> [Your instructions] Pull out every line with the word "апреля" from the entries below.

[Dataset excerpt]

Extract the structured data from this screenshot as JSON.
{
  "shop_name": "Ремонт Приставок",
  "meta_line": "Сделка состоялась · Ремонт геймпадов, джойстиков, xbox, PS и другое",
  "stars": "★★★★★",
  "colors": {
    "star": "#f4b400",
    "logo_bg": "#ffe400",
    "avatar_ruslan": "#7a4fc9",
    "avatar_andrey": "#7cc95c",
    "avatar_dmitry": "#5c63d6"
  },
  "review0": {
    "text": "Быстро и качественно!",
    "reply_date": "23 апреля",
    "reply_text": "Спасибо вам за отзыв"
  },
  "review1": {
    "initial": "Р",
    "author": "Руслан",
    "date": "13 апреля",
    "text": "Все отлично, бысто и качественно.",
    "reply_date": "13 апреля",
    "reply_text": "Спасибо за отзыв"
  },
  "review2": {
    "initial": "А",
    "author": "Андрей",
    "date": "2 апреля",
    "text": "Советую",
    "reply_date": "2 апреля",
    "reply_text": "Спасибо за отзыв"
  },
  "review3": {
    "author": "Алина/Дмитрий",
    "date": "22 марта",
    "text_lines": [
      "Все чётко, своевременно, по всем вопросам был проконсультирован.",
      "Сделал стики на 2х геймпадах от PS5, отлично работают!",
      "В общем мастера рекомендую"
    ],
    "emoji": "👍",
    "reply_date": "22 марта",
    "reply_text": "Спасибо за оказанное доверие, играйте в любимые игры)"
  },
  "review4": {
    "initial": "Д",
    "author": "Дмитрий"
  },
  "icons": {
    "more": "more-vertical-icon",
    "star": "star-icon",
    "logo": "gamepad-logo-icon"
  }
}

> [Exercise result]
    "reply_date": "23 апреля",
    "date": "13 апреля",
    "reply_date": "13 апреля",
    "date": "2 апреля",
    "reply_date": "2 апреля",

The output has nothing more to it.